===== Supplied material =====

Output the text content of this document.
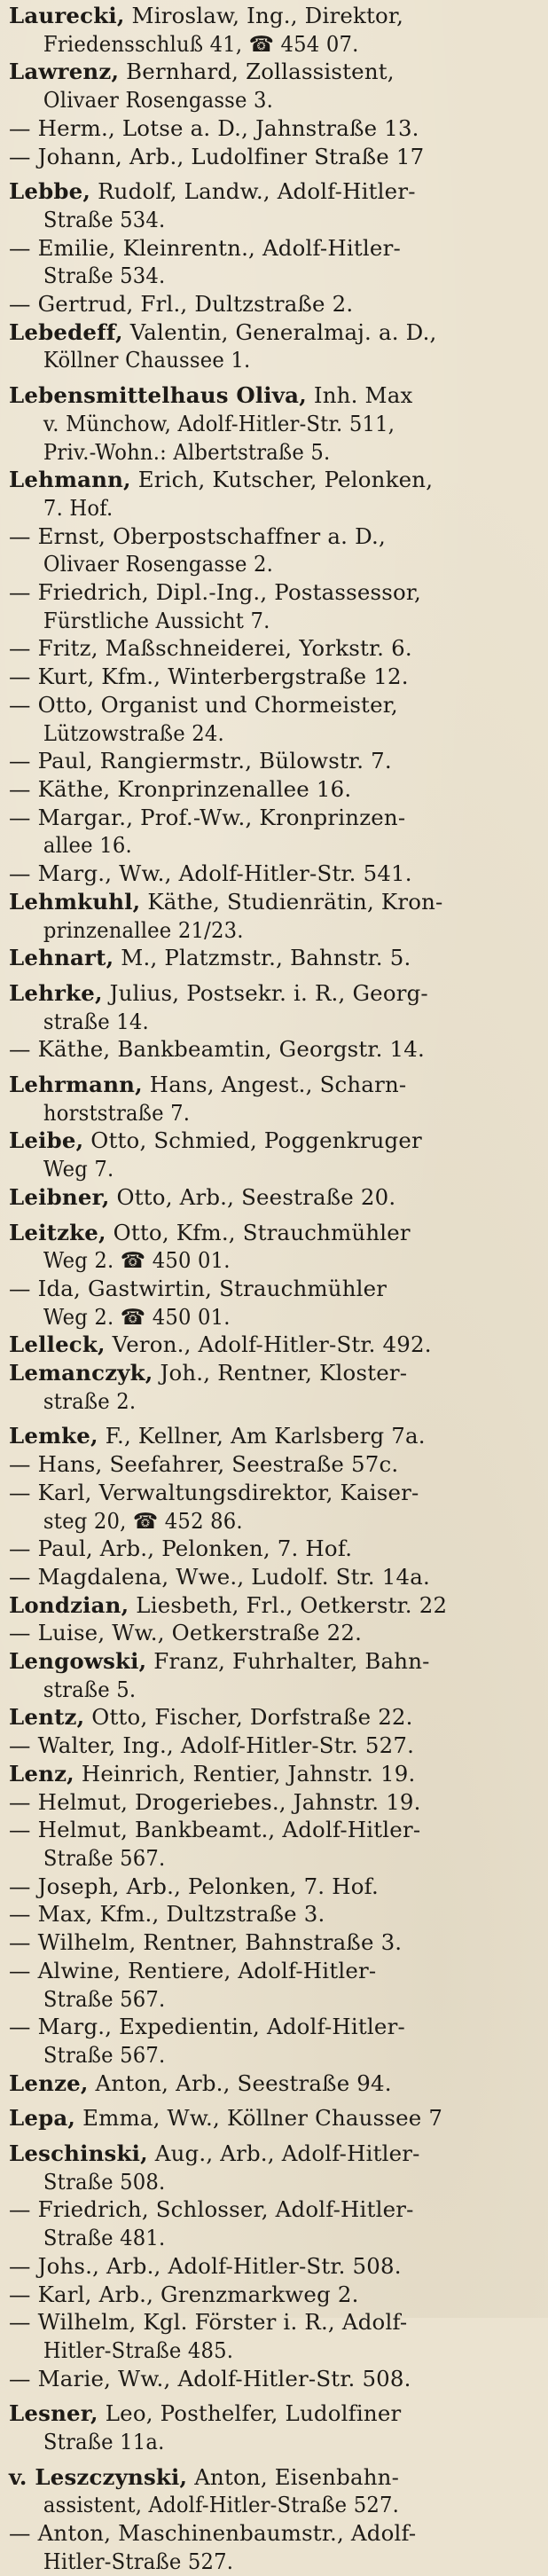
Laurecki, Miroslaw, Ing., Direktor,
Friedensschluß 41, ☎ 454 07.
Lawrenz, Bernhard, Zollassistent,
Olivaer Rosengasse 3.
— Herm., Lotse a. D., Jahnstraße 13.
— Johann, Arb., Ludolfiner Straße 17
Lebbe, Rudolf, Landw., Adolf-Hitler-
Straße 534.
— Emilie, Kleinrentn., Adolf-Hitler-
Straße 534.
— Gertrud, Frl., Dultzstraße 2.
Lebedeff, Valentin, Generalmaj. a. D.,
Köllner Chaussee 1.
Lebensmittelhaus Oliva, Inh. Max
v. Münchow, Adolf-Hitler-Str. 511,
Priv.-Wohn.: Albertstraße 5.
Lehmann, Erich, Kutscher, Pelonken,
7. Hof.
— Ernst, Oberpostschaffner a. D.,
Olivaer Rosengasse 2.
— Friedrich, Dipl.-Ing., Postassessor,
Fürstliche Aussicht 7.
— Fritz, Maßschneiderei, Yorkstr. 6.
— Kurt, Kfm., Winterbergstraße 12.
— Otto, Organist und Chormeister,
Lützowstraße 24.
— Paul, Rangiermstr., Bülowstr. 7.
— Käthe, Kronprinzenallee 16.
— Margar., Prof.-Ww., Kronprinzen-
allee 16.
— Marg., Ww., Adolf-Hitler-Str. 541.
Lehmkuhl, Käthe, Studienrätin, Kron-
prinzenallee 21/23.
Lehnart, M., Platzmstr., Bahnstr. 5.
Lehrke, Julius, Postsekr. i. R., Georg-
straße 14.
— Käthe, Bankbeamtin, Georgstr. 14.
Lehrmann, Hans, Angest., Scharn-
horststraße 7.
Leibe, Otto, Schmied, Poggenkruger
Weg 7.
Leibner, Otto, Arb., Seestraße 20.
Leitzke, Otto, Kfm., Strauchmühler
Weg 2. ☎ 450 01.
— Ida, Gastwirtin, Strauchmühler
Weg 2. ☎ 450 01.
Lelleck, Veron., Adolf-Hitler-Str. 492.
Lemanczyk, Joh., Rentner, Kloster-
straße 2.
Lemke, F., Kellner, Am Karlsberg 7a.
— Hans, Seefahrer, Seestraße 57c.
— Karl, Verwaltungsdirektor, Kaiser-
steg 20, ☎ 452 86.
— Paul, Arb., Pelonken, 7. Hof.
— Magdalena, Wwe., Ludolf. Str. 14a.
Londzian, Liesbeth, Frl., Oetkerstr. 22
— Luise, Ww., Oetkerstraße 22.
Lengowski, Franz, Fuhrhalter, Bahn-
straße 5.
Lentz, Otto, Fischer, Dorfstraße 22.
— Walter, Ing., Adolf-Hitler-Str. 527.
Lenz, Heinrich, Rentier, Jahnstr. 19.
— Helmut, Drogeriebes., Jahnstr. 19.
— Helmut, Bankbeamt., Adolf-Hitler-
Straße 567.
— Joseph, Arb., Pelonken, 7. Hof.
— Max, Kfm., Dultzstraße 3.
— Wilhelm, Rentner, Bahnstraße 3.
— Alwine, Rentiere, Adolf-Hitler-
Straße 567.
— Marg., Expedientin, Adolf-Hitler-
Straße 567.
Lenze, Anton, Arb., Seestraße 94.
Lepa, Emma, Ww., Köllner Chaussee 7
Leschinski, Aug., Arb., Adolf-Hitler-
Straße 508.
— Friedrich, Schlosser, Adolf-Hitler-
Straße 481.
— Johs., Arb., Adolf-Hitler-Str. 508.
— Karl, Arb., Grenzmarkweg 2.
— Wilhelm, Kgl. Förster i. R., Adolf-
Hitler-Straße 485.
— Marie, Ww., Adolf-Hitler-Str. 508.
Lesner, Leo, Posthelfer, Ludolfiner
Straße 11a.
v. Leszczynski, Anton, Eisenbahn-
assistent, Adolf-Hitler-Straße 527.
— Anton, Maschinenbaumstr., Adolf-
Hitler-Straße 527.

=====

Problem to work on: Using the listing above, gather each line that holds the string "Rosengasse" and copy it.

Result for this exercise:
Olivaer Rosengasse 3.
Olivaer Rosengasse 2.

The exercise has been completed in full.